___ Exercise material

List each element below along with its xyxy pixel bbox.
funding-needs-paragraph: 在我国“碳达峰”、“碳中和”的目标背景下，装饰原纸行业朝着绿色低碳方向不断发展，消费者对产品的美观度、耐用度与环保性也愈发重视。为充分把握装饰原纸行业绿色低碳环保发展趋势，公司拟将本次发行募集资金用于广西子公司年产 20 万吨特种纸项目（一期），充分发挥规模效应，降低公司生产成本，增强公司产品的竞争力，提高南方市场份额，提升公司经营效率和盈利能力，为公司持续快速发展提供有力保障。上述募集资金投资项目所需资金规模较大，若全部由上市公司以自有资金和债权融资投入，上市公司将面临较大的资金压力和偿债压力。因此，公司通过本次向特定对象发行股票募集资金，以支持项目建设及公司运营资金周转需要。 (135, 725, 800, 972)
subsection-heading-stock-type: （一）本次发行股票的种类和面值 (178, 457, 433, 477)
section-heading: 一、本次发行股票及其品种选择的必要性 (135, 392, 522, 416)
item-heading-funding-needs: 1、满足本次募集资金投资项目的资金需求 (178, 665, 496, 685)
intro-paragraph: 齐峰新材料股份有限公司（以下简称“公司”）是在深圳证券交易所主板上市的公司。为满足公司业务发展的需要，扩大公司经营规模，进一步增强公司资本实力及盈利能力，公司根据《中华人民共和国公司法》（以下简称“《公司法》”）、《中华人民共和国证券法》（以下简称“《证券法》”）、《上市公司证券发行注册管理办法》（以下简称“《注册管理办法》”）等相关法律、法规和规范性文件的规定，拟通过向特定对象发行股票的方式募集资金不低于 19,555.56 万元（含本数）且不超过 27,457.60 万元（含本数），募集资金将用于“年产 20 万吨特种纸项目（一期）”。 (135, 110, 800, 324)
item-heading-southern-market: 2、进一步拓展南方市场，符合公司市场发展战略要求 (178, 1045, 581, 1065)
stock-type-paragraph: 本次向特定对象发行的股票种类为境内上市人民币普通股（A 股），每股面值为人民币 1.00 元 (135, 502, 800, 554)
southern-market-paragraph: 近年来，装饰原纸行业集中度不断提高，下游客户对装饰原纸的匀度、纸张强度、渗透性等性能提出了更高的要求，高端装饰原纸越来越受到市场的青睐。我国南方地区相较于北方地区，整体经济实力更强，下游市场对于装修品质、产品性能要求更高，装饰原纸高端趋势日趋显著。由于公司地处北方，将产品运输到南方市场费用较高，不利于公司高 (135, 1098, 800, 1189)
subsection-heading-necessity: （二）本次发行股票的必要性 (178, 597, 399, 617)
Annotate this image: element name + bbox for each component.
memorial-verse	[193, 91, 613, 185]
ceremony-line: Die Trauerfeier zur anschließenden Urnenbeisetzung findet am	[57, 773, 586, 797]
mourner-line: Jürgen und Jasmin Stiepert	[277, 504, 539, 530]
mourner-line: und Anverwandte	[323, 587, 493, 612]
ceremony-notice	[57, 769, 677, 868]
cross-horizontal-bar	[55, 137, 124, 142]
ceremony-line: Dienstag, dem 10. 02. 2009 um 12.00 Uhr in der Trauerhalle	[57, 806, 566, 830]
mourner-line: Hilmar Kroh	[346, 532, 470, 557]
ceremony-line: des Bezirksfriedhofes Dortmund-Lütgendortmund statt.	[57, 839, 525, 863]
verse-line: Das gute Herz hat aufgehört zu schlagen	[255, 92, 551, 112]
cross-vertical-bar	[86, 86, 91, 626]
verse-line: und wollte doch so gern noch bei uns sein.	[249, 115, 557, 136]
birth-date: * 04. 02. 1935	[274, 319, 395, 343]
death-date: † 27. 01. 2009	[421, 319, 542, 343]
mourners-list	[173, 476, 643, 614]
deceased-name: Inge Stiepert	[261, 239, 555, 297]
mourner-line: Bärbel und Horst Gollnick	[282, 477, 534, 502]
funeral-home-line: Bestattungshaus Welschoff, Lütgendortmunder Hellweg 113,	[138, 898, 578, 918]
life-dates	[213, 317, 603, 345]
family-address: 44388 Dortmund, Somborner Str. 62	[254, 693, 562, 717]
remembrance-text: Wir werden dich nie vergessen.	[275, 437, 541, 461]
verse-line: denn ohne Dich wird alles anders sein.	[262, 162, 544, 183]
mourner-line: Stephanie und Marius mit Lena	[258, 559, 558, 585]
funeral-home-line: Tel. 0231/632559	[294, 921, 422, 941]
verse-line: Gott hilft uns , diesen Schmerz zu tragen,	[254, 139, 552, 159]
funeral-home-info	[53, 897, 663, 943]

______

- Instructions for the task
Copy out every line of both items above, character for character.

- Full solution
List each element below along with its xyxy pixel bbox.
funding-needs-paragraph: 在我国“碳达峰”、“碳中和”的目标背景下，装饰原纸行业朝着绿色低碳方向不断发展，消费者对产品的美观度、耐用度与环保性也愈发重视。为充分把握装饰原纸行业绿色低碳环保发展趋势，公司拟将本次发行募集资金用于广西子公司年产 20 万吨特种纸项目（一期），充分发挥规模效应，降低公司生产成本，增强公司产品的竞争力，提高南方市场份额，提升公司经营效率和盈利能力，为公司持续快速发展提供有力保障。上述募集资金投资项目所需资金规模较大，若全部由上市公司以自有资金和债权融资投入，上市公司将面临较大的资金压力和偿债压力。因此，公司通过本次向特定对象发行股票募集资金，以支持项目建设及公司运营资金周转需要。 (135, 725, 800, 972)
subsection-heading-stock-type: （一）本次发行股票的种类和面值 (178, 457, 433, 477)
section-heading: 一、本次发行股票及其品种选择的必要性 (135, 392, 522, 416)
item-heading-funding-needs: 1、满足本次募集资金投资项目的资金需求 (178, 665, 496, 685)
intro-paragraph: 齐峰新材料股份有限公司（以下简称“公司”）是在深圳证券交易所主板上市的公司。为满足公司业务发展的需要，扩大公司经营规模，进一步增强公司资本实力及盈利能力，公司根据《中华人民共和国公司法》（以下简称“《公司法》”）、《中华人民共和国证券法》（以下简称“《证券法》”）、《上市公司证券发行注册管理办法》（以下简称“《注册管理办法》”）等相关法律、法规和规范性文件的规定，拟通过向特定对象发行股票的方式募集资金不低于 19,555.56 万元（含本数）且不超过 27,457.60 万元（含本数），募集资金将用于“年产 20 万吨特种纸项目（一期）”。 (135, 110, 800, 324)
item-heading-southern-market: 2、进一步拓展南方市场，符合公司市场发展战略要求 (178, 1045, 581, 1065)
stock-type-paragraph: 本次向特定对象发行的股票种类为境内上市人民币普通股（A 股），每股面值为人民币 1.00 元 (135, 502, 800, 554)
southern-market-paragraph: 近年来，装饰原纸行业集中度不断提高，下游客户对装饰原纸的匀度、纸张强度、渗透性等性能提出了更高的要求，高端装饰原纸越来越受到市场的青睐。我国南方地区相较于北方地区，整体经济实力更强，下游市场对于装修品质、产品性能要求更高，装饰原纸高端趋势日趋显著。由于公司地处北方，将产品运输到南方市场费用较高，不利于公司高 (135, 1098, 800, 1189)
subsection-heading-necessity: （二）本次发行股票的必要性 (178, 597, 399, 617)
Annotate this image: element name + bbox for each component.
memorial-verse	[193, 91, 613, 185]
ceremony-line: Die Trauerfeier zur anschließenden Urnenbeisetzung findet am	[57, 773, 586, 797]
mourner-line: Jürgen und Jasmin Stiepert	[277, 504, 539, 530]
mourner-line: und Anverwandte	[323, 587, 493, 612]
ceremony-notice	[57, 769, 677, 868]
cross-horizontal-bar	[55, 137, 124, 142]
ceremony-line: Dienstag, dem 10. 02. 2009 um 12.00 Uhr in der Trauerhalle	[57, 806, 566, 830]
mourner-line: Hilmar Kroh	[346, 532, 470, 557]
ceremony-line: des Bezirksfriedhofes Dortmund-Lütgendortmund statt.	[57, 839, 525, 863]
verse-line: Das gute Herz hat aufgehört zu schlagen	[255, 92, 551, 112]
cross-vertical-bar	[86, 86, 91, 626]
verse-line: und wollte doch so gern noch bei uns sein.	[249, 115, 557, 136]
birth-date: * 04. 02. 1935	[274, 319, 395, 343]
death-date: † 27. 01. 2009	[421, 319, 542, 343]
mourners-list	[173, 476, 643, 614]
deceased-name: Inge Stiepert	[261, 239, 555, 297]
mourner-line: Bärbel und Horst Gollnick	[282, 477, 534, 502]
funeral-home-line: Bestattungshaus Welschoff, Lütgendortmunder Hellweg 113,	[138, 898, 578, 918]
life-dates	[213, 317, 603, 345]
family-address: 44388 Dortmund, Somborner Str. 62	[254, 693, 562, 717]
remembrance-text: Wir werden dich nie vergessen.	[275, 437, 541, 461]
verse-line: denn ohne Dich wird alles anders sein.	[262, 162, 544, 183]
mourner-line: Stephanie und Marius mit Lena	[258, 559, 558, 585]
funeral-home-line: Tel. 0231/632559	[294, 921, 422, 941]
verse-line: Gott hilft uns , diesen Schmerz zu tragen,	[254, 139, 552, 159]
funeral-home-info	[53, 897, 663, 943]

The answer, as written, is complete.